_AIM_:
Whenever a line below holds the word "physical", copy that line.

--- Start of MATERIAL FOR THIS TASK ---

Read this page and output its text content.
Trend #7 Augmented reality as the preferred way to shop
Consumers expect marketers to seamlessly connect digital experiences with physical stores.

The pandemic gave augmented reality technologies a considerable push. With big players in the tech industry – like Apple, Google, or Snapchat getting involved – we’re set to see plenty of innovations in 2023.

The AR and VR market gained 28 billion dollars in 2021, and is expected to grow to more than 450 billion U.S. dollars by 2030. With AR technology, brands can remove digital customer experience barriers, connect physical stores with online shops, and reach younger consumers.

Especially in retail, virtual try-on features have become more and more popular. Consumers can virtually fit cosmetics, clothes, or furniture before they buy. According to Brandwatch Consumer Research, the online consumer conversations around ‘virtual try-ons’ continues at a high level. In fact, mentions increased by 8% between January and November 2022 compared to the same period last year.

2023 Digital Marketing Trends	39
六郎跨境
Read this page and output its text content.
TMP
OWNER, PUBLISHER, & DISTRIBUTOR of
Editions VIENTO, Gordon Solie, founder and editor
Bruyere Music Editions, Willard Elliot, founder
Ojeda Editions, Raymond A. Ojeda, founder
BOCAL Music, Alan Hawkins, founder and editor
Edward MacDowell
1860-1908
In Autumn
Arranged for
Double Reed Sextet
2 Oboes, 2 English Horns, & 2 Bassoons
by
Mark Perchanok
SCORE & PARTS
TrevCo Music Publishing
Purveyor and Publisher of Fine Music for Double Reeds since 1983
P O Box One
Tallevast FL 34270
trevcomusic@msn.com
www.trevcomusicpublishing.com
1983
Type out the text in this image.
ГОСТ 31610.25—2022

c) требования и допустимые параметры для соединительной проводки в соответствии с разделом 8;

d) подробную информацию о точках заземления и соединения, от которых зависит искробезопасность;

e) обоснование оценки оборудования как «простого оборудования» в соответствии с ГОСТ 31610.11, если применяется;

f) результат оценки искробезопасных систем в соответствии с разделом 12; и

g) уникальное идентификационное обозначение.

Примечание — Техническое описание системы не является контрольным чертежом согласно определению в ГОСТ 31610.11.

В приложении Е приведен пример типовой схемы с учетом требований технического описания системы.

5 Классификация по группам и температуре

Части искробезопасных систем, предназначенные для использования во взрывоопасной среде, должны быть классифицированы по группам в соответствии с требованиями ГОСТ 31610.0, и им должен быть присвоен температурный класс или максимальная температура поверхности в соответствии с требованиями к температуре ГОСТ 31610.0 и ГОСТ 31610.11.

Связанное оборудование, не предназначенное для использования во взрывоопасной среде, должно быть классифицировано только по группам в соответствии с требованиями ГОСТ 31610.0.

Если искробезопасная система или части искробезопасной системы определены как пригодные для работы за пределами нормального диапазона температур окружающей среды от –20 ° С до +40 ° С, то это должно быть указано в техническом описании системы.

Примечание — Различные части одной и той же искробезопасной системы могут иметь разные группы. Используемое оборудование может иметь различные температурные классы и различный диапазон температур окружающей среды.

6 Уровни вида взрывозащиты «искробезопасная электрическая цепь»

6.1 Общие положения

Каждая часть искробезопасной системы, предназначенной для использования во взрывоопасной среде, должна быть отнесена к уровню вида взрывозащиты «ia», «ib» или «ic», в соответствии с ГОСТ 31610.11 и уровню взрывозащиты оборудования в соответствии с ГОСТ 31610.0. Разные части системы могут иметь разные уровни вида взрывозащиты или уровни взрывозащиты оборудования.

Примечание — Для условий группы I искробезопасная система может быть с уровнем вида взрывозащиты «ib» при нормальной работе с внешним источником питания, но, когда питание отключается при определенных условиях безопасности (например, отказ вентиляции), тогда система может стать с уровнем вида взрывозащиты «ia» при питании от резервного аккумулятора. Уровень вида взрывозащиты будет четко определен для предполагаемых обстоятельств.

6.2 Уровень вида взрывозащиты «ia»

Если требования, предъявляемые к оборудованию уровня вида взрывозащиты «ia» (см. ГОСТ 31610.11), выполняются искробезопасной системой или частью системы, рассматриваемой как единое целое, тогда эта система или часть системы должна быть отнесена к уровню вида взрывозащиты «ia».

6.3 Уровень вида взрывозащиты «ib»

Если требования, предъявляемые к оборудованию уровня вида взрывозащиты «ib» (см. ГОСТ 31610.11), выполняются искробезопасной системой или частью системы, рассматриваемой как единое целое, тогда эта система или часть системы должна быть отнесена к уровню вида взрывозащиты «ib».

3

--- End of MATERIAL FOR THIS TASK ---

_THE RESPONSE_:
Consumers expect marketers to seamlessly connect digital experiences with physical stores.
The AR and VR market gained 28 billion dollars in 2021, and is expected to grow to more than 450 billion U.S. dollars by 2030. With AR technology, brands can remove digital customer experience barriers, connect physical stores with online shops, and reach younger consumers.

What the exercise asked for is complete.